**YOUR INSTRUCTIONS:** Take every line that has the string "Modus" and copy it out.

# # # # # # #

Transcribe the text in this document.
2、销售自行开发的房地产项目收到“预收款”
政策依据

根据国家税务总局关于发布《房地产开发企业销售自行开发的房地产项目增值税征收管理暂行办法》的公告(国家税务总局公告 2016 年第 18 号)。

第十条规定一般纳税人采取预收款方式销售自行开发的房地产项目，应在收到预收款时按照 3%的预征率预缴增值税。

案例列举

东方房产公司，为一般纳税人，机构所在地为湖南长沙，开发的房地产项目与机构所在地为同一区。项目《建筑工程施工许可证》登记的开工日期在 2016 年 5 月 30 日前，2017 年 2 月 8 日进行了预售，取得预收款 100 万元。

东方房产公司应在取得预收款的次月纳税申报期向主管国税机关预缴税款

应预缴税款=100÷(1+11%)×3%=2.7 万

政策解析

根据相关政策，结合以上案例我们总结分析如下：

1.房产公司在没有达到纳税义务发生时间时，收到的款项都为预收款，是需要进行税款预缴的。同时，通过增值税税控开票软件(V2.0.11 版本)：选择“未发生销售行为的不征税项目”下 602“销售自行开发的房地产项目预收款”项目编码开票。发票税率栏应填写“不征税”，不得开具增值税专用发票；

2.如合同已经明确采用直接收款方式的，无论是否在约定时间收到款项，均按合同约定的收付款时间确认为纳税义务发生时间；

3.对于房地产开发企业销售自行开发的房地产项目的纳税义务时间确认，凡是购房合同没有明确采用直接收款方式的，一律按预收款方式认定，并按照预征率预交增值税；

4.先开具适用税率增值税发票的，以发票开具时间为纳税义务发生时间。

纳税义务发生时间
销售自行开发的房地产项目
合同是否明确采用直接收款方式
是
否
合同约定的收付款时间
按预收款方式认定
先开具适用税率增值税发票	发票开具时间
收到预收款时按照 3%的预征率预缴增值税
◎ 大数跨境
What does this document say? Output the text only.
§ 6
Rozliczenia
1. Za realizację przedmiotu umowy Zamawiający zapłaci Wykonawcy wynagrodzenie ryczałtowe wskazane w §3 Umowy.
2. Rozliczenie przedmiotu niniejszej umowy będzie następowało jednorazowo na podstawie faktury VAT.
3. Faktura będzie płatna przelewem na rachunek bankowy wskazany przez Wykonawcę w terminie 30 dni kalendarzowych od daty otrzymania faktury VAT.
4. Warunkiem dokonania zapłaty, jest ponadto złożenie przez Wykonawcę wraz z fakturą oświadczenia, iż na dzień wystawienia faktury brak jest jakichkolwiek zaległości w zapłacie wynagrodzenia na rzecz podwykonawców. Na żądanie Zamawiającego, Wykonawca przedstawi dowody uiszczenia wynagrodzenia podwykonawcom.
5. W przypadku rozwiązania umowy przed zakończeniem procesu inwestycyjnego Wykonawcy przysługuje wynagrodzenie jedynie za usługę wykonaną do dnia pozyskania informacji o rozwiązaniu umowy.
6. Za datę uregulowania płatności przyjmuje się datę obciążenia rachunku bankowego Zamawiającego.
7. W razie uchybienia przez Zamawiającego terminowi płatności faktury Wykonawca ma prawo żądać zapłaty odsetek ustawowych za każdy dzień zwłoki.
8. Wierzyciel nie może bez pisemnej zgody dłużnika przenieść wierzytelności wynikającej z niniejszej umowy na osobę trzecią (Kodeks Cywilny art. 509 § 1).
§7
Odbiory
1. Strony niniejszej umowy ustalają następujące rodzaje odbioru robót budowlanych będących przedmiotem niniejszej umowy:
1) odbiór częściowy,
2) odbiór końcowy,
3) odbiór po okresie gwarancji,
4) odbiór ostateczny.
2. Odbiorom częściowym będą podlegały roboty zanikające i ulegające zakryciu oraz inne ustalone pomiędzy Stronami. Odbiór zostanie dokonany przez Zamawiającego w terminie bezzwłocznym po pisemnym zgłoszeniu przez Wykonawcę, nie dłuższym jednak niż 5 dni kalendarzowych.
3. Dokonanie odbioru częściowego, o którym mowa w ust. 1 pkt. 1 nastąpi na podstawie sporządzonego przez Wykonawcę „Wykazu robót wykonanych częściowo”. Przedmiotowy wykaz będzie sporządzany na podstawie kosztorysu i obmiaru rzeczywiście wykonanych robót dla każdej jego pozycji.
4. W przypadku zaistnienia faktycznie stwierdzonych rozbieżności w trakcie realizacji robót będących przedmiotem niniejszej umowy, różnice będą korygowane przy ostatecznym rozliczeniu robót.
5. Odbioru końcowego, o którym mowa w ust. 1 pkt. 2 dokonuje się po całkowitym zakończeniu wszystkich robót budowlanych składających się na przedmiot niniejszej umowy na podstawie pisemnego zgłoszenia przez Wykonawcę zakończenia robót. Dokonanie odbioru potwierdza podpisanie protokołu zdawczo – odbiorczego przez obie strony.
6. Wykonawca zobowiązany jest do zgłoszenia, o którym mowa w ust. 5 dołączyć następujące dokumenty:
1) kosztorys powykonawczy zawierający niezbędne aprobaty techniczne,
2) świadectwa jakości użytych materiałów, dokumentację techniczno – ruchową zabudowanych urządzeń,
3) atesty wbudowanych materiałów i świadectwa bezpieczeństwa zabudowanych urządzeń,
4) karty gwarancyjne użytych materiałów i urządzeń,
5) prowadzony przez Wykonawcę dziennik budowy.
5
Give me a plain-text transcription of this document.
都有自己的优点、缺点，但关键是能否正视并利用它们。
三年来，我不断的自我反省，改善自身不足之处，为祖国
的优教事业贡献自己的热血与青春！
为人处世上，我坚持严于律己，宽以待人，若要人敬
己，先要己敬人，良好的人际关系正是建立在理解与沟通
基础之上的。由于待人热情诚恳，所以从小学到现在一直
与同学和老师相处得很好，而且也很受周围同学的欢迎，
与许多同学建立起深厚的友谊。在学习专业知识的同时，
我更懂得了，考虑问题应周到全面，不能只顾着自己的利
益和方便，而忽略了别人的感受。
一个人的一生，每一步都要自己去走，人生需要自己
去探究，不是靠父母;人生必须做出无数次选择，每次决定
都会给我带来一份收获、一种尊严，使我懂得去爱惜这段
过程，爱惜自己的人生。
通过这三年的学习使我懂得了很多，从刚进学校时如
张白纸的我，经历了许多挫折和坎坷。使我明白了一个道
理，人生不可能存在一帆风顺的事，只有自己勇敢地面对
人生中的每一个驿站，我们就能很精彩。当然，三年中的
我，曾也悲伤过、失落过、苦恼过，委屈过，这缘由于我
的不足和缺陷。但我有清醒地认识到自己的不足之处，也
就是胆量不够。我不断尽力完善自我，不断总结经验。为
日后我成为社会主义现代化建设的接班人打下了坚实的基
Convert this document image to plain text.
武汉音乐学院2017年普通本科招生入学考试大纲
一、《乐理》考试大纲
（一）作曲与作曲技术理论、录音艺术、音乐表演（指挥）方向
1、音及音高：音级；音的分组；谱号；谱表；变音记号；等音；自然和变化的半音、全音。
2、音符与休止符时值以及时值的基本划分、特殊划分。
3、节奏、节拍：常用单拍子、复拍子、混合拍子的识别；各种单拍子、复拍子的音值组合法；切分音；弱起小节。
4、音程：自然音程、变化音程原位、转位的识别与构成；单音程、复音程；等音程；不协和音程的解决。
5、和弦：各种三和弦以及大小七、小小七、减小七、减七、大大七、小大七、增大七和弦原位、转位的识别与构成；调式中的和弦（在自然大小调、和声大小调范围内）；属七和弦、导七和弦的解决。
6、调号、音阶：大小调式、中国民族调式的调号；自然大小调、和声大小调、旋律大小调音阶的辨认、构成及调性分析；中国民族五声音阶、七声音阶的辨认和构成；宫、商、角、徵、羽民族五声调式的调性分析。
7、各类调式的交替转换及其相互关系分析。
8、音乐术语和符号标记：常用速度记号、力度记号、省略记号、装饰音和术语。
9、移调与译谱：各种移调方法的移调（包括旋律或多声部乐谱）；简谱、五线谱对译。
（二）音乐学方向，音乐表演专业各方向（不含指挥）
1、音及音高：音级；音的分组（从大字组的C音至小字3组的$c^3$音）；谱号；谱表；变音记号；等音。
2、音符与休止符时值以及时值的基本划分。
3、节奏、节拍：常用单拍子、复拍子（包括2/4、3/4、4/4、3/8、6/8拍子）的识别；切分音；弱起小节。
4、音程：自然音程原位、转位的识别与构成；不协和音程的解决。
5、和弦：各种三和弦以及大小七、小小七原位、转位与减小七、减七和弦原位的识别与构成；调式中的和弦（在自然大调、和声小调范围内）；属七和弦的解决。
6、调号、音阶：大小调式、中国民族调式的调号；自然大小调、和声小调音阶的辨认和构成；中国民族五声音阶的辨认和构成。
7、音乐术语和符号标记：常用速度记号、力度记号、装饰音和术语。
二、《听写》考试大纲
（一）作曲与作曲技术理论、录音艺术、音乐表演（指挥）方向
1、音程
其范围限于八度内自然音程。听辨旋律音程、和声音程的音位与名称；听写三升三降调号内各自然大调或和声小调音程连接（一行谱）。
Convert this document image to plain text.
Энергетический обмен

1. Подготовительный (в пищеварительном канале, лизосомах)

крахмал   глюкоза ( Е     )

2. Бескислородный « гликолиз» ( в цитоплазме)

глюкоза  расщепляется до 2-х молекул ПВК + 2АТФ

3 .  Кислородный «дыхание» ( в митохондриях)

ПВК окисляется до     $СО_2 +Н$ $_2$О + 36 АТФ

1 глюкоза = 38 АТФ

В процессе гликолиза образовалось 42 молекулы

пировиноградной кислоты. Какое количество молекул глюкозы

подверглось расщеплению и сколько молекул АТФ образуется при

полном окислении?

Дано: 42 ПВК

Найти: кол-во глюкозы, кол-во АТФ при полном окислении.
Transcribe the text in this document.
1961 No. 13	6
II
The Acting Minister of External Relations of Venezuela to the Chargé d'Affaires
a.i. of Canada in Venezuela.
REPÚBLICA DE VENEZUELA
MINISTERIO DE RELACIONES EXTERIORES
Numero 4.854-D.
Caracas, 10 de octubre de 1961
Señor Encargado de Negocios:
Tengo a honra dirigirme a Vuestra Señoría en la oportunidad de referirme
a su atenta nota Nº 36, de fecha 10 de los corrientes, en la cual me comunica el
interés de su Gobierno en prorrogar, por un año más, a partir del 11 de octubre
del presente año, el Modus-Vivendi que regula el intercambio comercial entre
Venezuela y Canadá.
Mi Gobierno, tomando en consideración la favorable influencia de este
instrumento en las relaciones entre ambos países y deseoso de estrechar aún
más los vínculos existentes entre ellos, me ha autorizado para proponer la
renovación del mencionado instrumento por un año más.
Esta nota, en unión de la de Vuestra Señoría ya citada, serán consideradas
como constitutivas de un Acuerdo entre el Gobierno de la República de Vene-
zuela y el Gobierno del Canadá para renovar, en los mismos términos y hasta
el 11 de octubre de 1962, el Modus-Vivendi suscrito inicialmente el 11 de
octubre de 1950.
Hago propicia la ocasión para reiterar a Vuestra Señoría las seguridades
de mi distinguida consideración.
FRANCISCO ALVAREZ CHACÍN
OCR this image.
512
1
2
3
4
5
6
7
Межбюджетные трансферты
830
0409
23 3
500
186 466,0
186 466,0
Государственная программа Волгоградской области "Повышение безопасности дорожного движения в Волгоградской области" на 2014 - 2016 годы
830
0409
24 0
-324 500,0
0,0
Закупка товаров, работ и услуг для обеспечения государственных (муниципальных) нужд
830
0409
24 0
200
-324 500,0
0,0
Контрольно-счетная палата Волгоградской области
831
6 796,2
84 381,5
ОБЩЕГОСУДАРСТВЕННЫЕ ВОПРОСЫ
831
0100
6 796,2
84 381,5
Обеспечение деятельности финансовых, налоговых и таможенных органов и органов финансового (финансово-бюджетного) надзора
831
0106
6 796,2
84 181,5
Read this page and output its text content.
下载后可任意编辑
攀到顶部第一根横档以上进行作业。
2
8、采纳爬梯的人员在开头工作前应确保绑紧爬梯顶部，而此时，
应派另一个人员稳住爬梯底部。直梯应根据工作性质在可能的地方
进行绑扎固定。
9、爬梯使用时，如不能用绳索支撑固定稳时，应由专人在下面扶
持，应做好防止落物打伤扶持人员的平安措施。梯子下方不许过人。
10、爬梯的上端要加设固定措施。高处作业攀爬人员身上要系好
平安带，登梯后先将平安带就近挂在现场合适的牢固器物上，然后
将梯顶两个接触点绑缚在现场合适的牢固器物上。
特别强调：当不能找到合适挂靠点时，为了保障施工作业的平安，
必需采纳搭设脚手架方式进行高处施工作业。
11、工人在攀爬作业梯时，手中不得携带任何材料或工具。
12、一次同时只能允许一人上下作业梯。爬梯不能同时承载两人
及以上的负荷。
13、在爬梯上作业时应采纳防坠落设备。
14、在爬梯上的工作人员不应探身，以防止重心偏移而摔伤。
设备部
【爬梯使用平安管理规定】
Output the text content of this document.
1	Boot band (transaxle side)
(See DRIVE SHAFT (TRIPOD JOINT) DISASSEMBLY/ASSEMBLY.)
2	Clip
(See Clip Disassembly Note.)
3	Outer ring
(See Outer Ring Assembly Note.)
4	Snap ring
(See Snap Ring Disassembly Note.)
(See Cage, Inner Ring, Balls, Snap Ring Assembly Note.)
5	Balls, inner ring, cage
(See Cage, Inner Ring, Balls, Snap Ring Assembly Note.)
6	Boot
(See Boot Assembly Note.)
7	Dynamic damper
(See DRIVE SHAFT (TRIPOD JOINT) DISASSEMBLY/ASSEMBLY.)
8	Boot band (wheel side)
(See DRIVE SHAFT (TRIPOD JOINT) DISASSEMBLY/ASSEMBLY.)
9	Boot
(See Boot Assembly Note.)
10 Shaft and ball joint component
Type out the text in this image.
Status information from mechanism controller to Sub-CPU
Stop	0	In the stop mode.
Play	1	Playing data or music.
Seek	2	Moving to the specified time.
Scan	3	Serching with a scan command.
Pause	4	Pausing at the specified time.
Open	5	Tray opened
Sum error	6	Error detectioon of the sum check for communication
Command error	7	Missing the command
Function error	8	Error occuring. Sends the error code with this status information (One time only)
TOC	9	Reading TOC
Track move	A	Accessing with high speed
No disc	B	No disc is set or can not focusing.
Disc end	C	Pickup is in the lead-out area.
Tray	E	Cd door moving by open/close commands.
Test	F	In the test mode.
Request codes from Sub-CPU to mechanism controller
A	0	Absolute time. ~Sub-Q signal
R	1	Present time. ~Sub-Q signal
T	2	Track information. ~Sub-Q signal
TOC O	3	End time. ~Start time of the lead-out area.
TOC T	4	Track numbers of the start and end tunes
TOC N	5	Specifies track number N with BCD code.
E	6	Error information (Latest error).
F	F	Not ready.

# # # # # # #

**ANSWER IN FULL:**
del presente año, el Modus-Vivendi que regula el intercambio comercial entre
el 11 de octubre de 1962, el Modus-Vivendi suscrito inicialmente el 11 de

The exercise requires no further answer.